## Written instruction
Leave out the pictures and reproduce all of the data exactly.
------ Data records
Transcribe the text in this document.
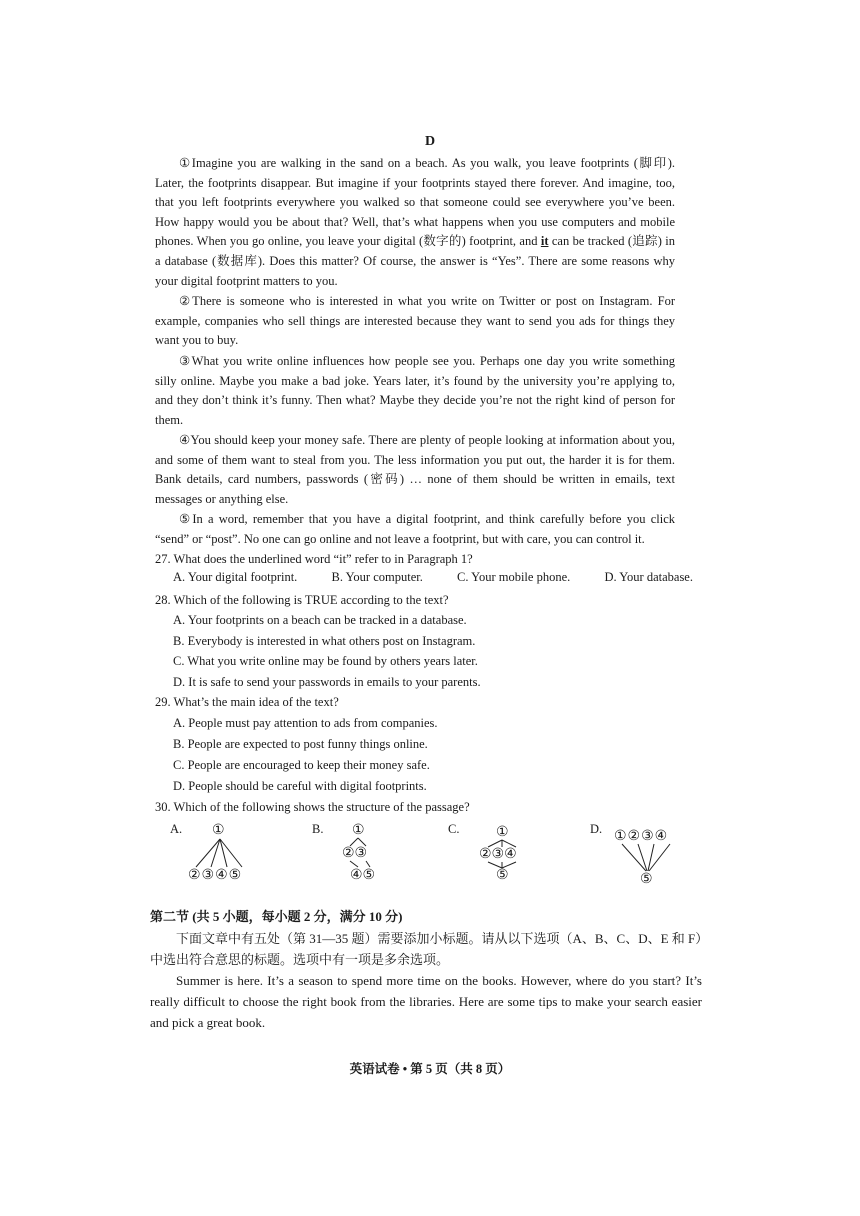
D
①Imagine you are walking in the sand on a beach. As you walk, you leave footprints (脚印). Later, the footprints disappear. But imagine if your footprints stayed there forever. And imagine, too, that you left footprints everywhere you walked so that someone could see everywhere you’ve been. How happy would you be about that? Well, that’s what happens when you use computers and mobile phones. When you go online, you leave your digital (数字的) footprint, and it can be tracked (追踪) in a database (数据库). Does this matter? Of course, the answer is “Yes”. There are some reasons why your digital footprint matters to you.
②There is someone who is interested in what you write on Twitter or post on Instagram. For example, companies who sell things are interested because they want to send you ads for things they want you to buy.
③What you write online influences how people see you. Perhaps one day you write something silly online. Maybe you make a bad joke. Years later, it’s found by the university you’re applying to, and they don’t think it’s funny. Then what? Maybe they decide you’re not the right kind of person for them.
④You should keep your money safe. There are plenty of people looking at information about you, and some of them want to steal from you. The less information you put out, the harder it is for them. Bank details, card numbers, passwords (密码) … none of them should be written in emails, text messages or anything else.
⑤In a word, remember that you have a digital footprint, and think carefully before you click “send” or “post”. No one can go online and not leave a footprint, but with care, you can control it.
27. What does the underlined word “it” refer to in Paragraph 1?
A. Your digital footprint.	B. Your computer.	C. Your mobile phone.	D. Your database.
28. Which of the following is TRUE according to the text?
A. Your footprints on a beach can be tracked in a database.
B. Everybody is interested in what others post on Instagram.
C. What you write online may be found by others years later.
D. It is safe to send your passwords in emails to your parents.
29. What’s the main idea of the text?
A. People must pay attention to ads from companies.
B. People are expected to post funny things online.
C. People are encouraged to keep their money safe.
D. People should be careful with digital footprints.
30. Which of the following shows the structure of the passage?
A. ①
②③④⑤
B. ①
②③
④⑤
C.	①
②③④
⑤
D. ①②③④
⑤
第二节 (共 5 小题，每小题 2 分，满分 10 分)
下面文章中有五处（第 31—35 题）需要添加小标题。请从以下选项（A、B、C、D、E 和 F）中选出符合意思的标题。选项中有一项是多余选项。
Summer is here. It’s a season to spend more time on the books. However, where do you start? It’s really difficult to choose the right book from the libraries. Here are some tips to make your search easier and pick a great book.
英语试卷 • 第 5 页（共 8 页）
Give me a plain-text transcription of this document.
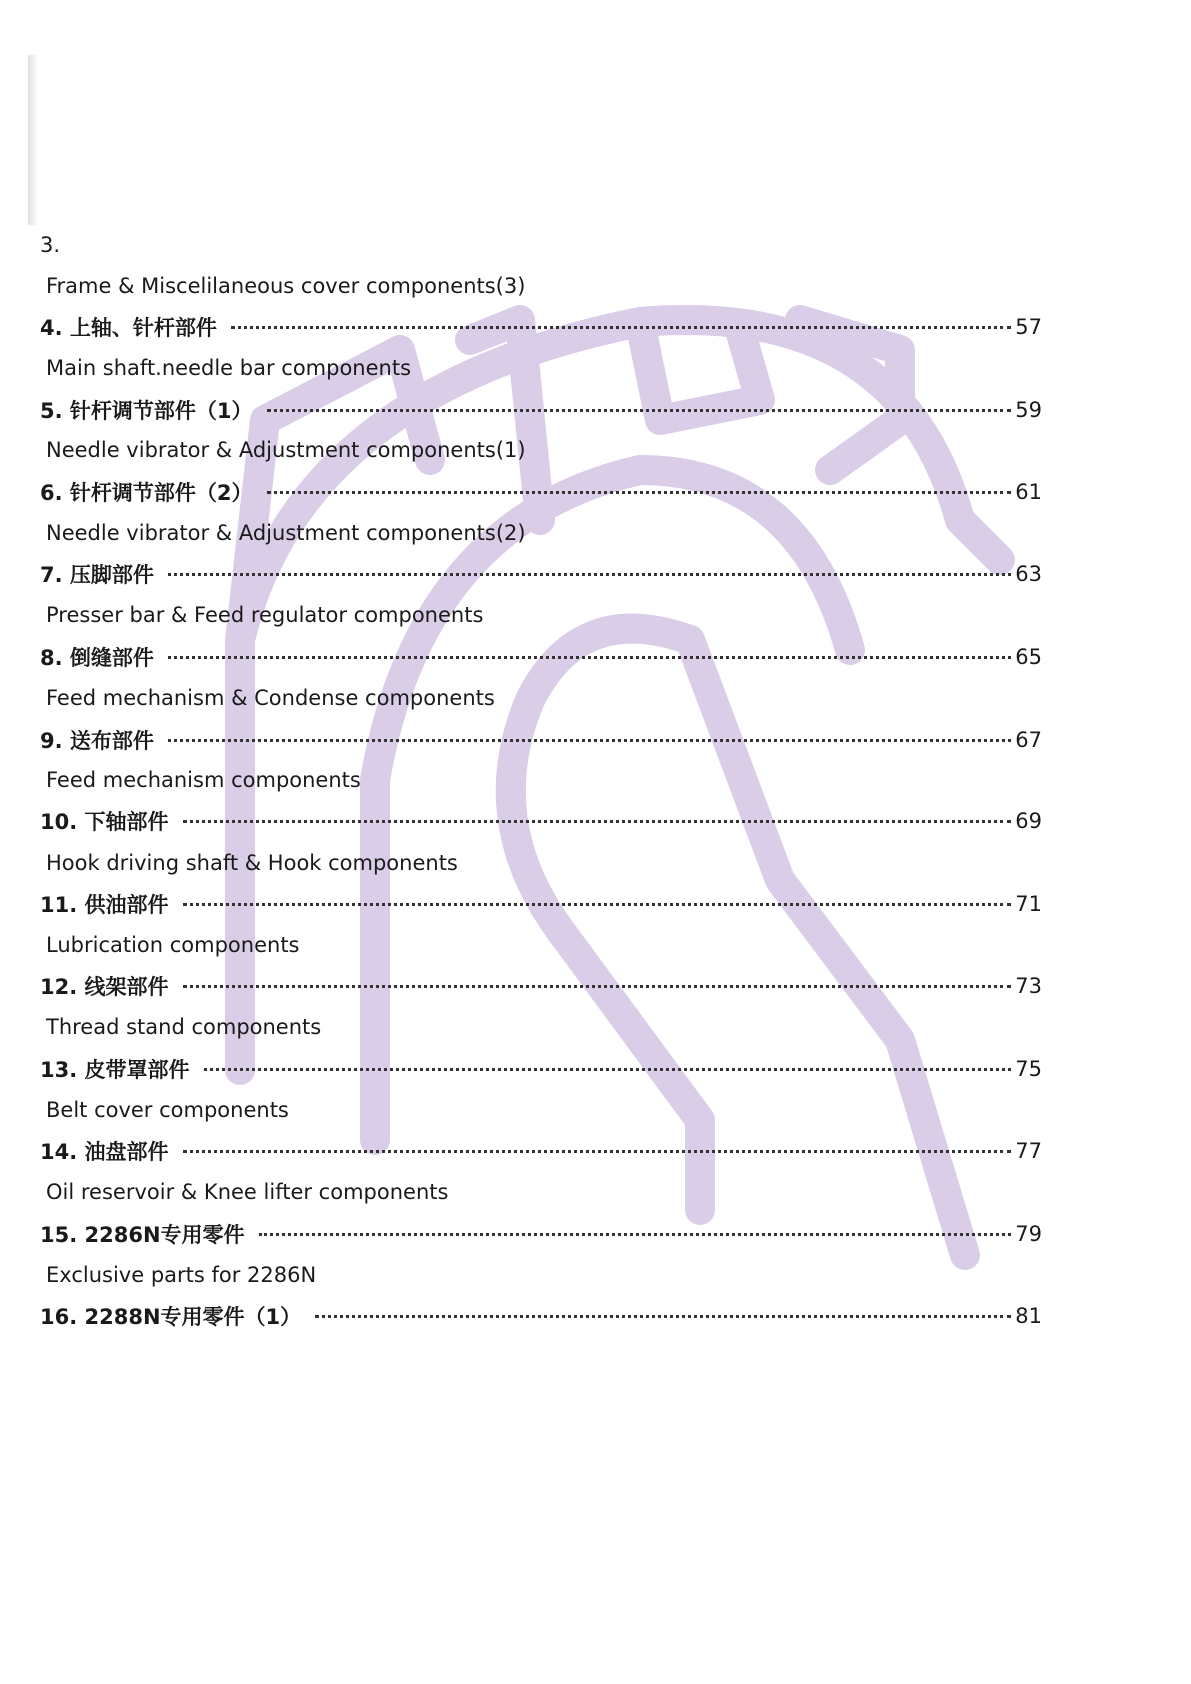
3.
Frame & Miscelilaneous cover components(3)
4. 上轴、针杆部件	57
Main shaft.needle bar components
5. 针杆调节部件（1）	59
Needle vibrator & Adjustment components(1)
6. 针杆调节部件（2）	61
Needle vibrator & Adjustment components(2)
7. 压脚部件	63
Presser bar & Feed regulator components
8. 倒缝部件	65
Feed mechanism & Condense components
9. 送布部件	67
Feed mechanism components
10. 下轴部件	69
Hook driving shaft & Hook components
11. 供油部件	71
Lubrication components
12. 线架部件	73
Thread stand components
13. 皮带罩部件	75
Belt cover components
14. 油盘部件	77
Oil reservoir & Knee lifter components
15. 2286N专用零件	79
Exclusive parts for 2286N
16. 2288N专用零件（1）	81
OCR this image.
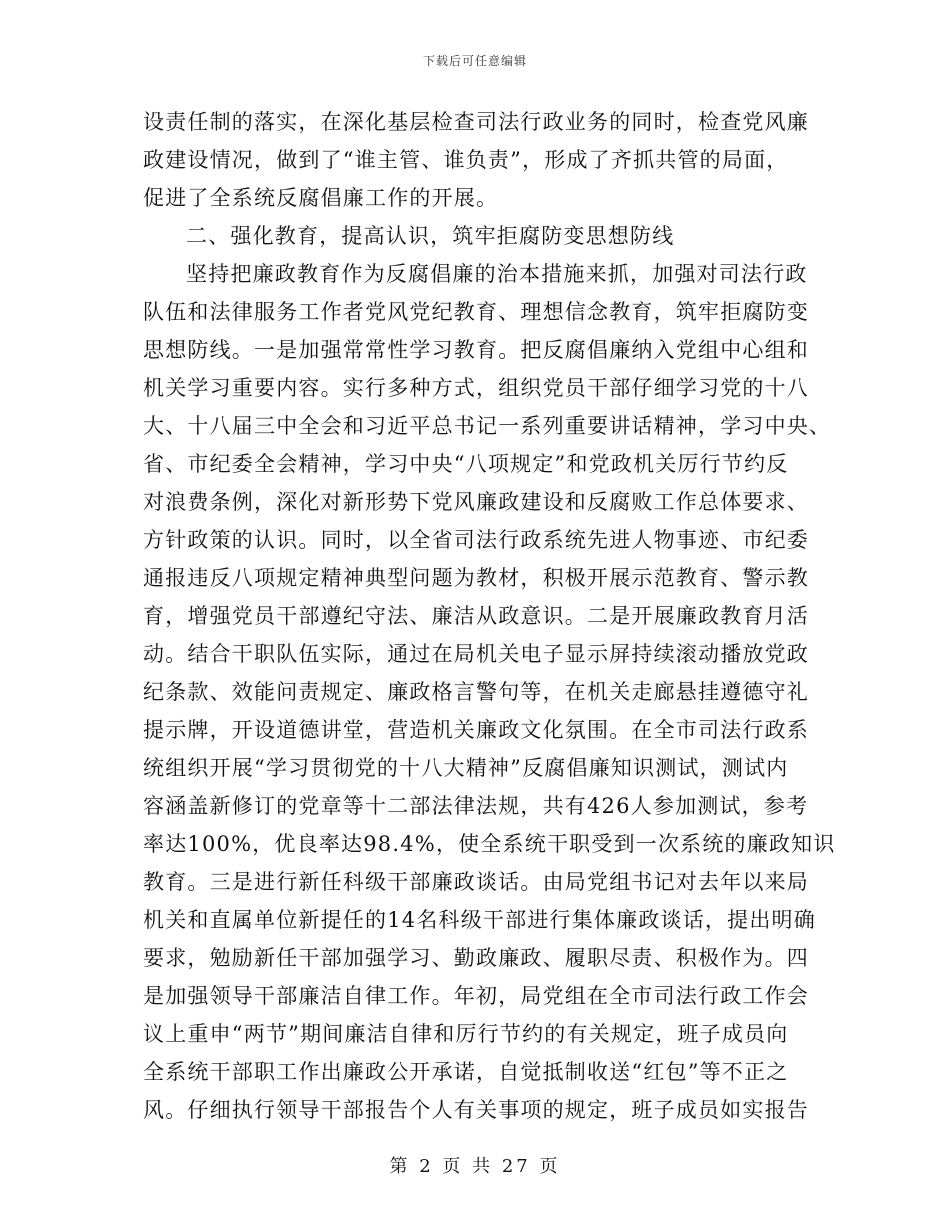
下载后可任意编辑
设责任制的落实，在深化基层检查司法行政业务的同时，检查党风廉
政建设情况，做到了“谁主管、谁负责”，形成了齐抓共管的局面，
促进了全系统反腐倡廉工作的开展。
二、强化教育，提高认识，筑牢拒腐防变思想防线
坚持把廉政教育作为反腐倡廉的治本措施来抓，加强对司法行政
队伍和法律服务工作者党风党纪教育、理想信念教育，筑牢拒腐防变
思想防线。一是加强常常性学习教育。把反腐倡廉纳入党组中心组和
机关学习重要内容。实行多种方式，组织党员干部仔细学习党的十八
大、十八届三中全会和习近平总书记一系列重要讲话精神，学习中央、
省、市纪委全会精神，学习中央“八项规定”和党政机关厉行节约反
对浪费条例，深化对新形势下党风廉政建设和反腐败工作总体要求、
方针政策的认识。同时，以全省司法行政系统先进人物事迹、市纪委
通报违反八项规定精神典型问题为教材，积极开展示范教育、警示教
育，增强党员干部遵纪守法、廉洁从政意识。二是开展廉政教育月活
动。结合干职队伍实际，通过在局机关电子显示屏持续滚动播放党政
纪条款、效能问责规定、廉政格言警句等，在机关走廊悬挂遵德守礼
提示牌，开设道德讲堂，营造机关廉政文化氛围。在全市司法行政系
统组织开展“学习贯彻党的十八大精神”反腐倡廉知识测试，测试内
容涵盖新修订的党章等十二部法律法规，共有426人参加测试，参考
率达100%，优良率达98.4%，使全系统干职受到一次系统的廉政知识
教育。三是进行新任科级干部廉政谈话。由局党组书记对去年以来局
机关和直属单位新提任的14名科级干部进行集体廉政谈话，提出明确
要求，勉励新任干部加强学习、勤政廉政、履职尽责、积极作为。四
是加强领导干部廉洁自律工作。年初，局党组在全市司法行政工作会
议上重申“两节”期间廉洁自律和厉行节约的有关规定，班子成员向
全系统干部职工作出廉政公开承诺，自觉抵制收送“红包”等不正之
风。仔细执行领导干部报告个人有关事项的规定，班子成员如实报告
第 2 页 共 27 页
------------
## Response
Transcribe the text in this document.
D
①Imagine you are walking in the sand on a beach. As you walk, you leave footprints (脚印). Later, the footprints disappear. But imagine if your footprints stayed there forever. And imagine, too, that you left footprints everywhere you walked so that someone could see everywhere you’ve been. How happy would you be about that? Well, that’s what happens when you use computers and mobile phones. When you go online, you leave your digital (数字的) footprint, and it can be tracked (追踪) in a database (数据库). Does this matter? Of course, the answer is “Yes”. There are some reasons why your digital footprint matters to you.
②There is someone who is interested in what you write on Twitter or post on Instagram. For example, companies who sell things are interested because they want to send you ads for things they want you to buy.
③What you write online influences how people see you. Perhaps one day you write something silly online. Maybe you make a bad joke. Years later, it’s found by the university you’re applying to, and they don’t think it’s funny. Then what? Maybe they decide you’re not the right kind of person for them.
④You should keep your money safe. There are plenty of people looking at information about you, and some of them want to steal from you. The less information you put out, the harder it is for them. Bank details, card numbers, passwords (密码) … none of them should be written in emails, text messages or anything else.
⑤In a word, remember that you have a digital footprint, and think carefully before you click “send” or “post”. No one can go online and not leave a footprint, but with care, you can control it.
27. What does the underlined word “it” refer to in Paragraph 1?
A. Your digital footprint.	B. Your computer.	C. Your mobile phone.	D. Your database.
28. Which of the following is TRUE according to the text?
A. Your footprints on a beach can be tracked in a database.
B. Everybody is interested in what others post on Instagram.
C. What you write online may be found by others years later.
D. It is safe to send your passwords in emails to your parents.
29. What’s the main idea of the text?
A. People must pay attention to ads from companies.
B. People are expected to post funny things online.
C. People are encouraged to keep their money safe.
D. People should be careful with digital footprints.
30. Which of the following shows the structure of the passage?
A. ①
②③④⑤
B. ①
②③
④⑤
C.	①
②③④
⑤
D. ①②③④
⑤
第二节 (共 5 小题，每小题 2 分，满分 10 分)
下面文章中有五处（第 31—35 题）需要添加小标题。请从以下选项（A、B、C、D、E 和 F）中选出符合意思的标题。选项中有一项是多余选项。
Summer is here. It’s a season to spend more time on the books. However, where do you start? It’s really difficult to choose the right book from the libraries. Here are some tips to make your search easier and pick a great book.
英语试卷 • 第 5 页（共 8 页）
Give me a plain-text transcription of this document.
3.
Frame & Miscelilaneous cover components(3)
4. 上轴、针杆部件	57
Main shaft.needle bar components
5. 针杆调节部件（1）	59
Needle vibrator & Adjustment components(1)
6. 针杆调节部件（2）	61
Needle vibrator & Adjustment components(2)
7. 压脚部件	63
Presser bar & Feed regulator components
8. 倒缝部件	65
Feed mechanism & Condense components
9. 送布部件	67
Feed mechanism components
10. 下轴部件	69
Hook driving shaft & Hook components
11. 供油部件	71
Lubrication components
12. 线架部件	73
Thread stand components
13. 皮带罩部件	75
Belt cover components
14. 油盘部件	77
Oil reservoir & Knee lifter components
15. 2286N专用零件	79
Exclusive parts for 2286N
16. 2288N专用零件（1）	81
OCR this image.
下载后可任意编辑
设责任制的落实，在深化基层检查司法行政业务的同时，检查党风廉
政建设情况，做到了“谁主管、谁负责”，形成了齐抓共管的局面，
促进了全系统反腐倡廉工作的开展。
二、强化教育，提高认识，筑牢拒腐防变思想防线
坚持把廉政教育作为反腐倡廉的治本措施来抓，加强对司法行政
队伍和法律服务工作者党风党纪教育、理想信念教育，筑牢拒腐防变
思想防线。一是加强常常性学习教育。把反腐倡廉纳入党组中心组和
机关学习重要内容。实行多种方式，组织党员干部仔细学习党的十八
大、十八届三中全会和习近平总书记一系列重要讲话精神，学习中央、
省、市纪委全会精神，学习中央“八项规定”和党政机关厉行节约反
对浪费条例，深化对新形势下党风廉政建设和反腐败工作总体要求、
方针政策的认识。同时，以全省司法行政系统先进人物事迹、市纪委
通报违反八项规定精神典型问题为教材，积极开展示范教育、警示教
育，增强党员干部遵纪守法、廉洁从政意识。二是开展廉政教育月活
动。结合干职队伍实际，通过在局机关电子显示屏持续滚动播放党政
纪条款、效能问责规定、廉政格言警句等，在机关走廊悬挂遵德守礼
提示牌，开设道德讲堂，营造机关廉政文化氛围。在全市司法行政系
统组织开展“学习贯彻党的十八大精神”反腐倡廉知识测试，测试内
容涵盖新修订的党章等十二部法律法规，共有426人参加测试，参考
率达100%，优良率达98.4%，使全系统干职受到一次系统的廉政知识
教育。三是进行新任科级干部廉政谈话。由局党组书记对去年以来局
机关和直属单位新提任的14名科级干部进行集体廉政谈话，提出明确
要求，勉励新任干部加强学习、勤政廉政、履职尽责、积极作为。四
是加强领导干部廉洁自律工作。年初，局党组在全市司法行政工作会
议上重申“两节”期间廉洁自律和厉行节约的有关规定，班子成员向
全系统干部职工作出廉政公开承诺，自觉抵制收送“红包”等不正之
风。仔细执行领导干部报告个人有关事项的规定，班子成员如实报告
第 2 页 共 27 页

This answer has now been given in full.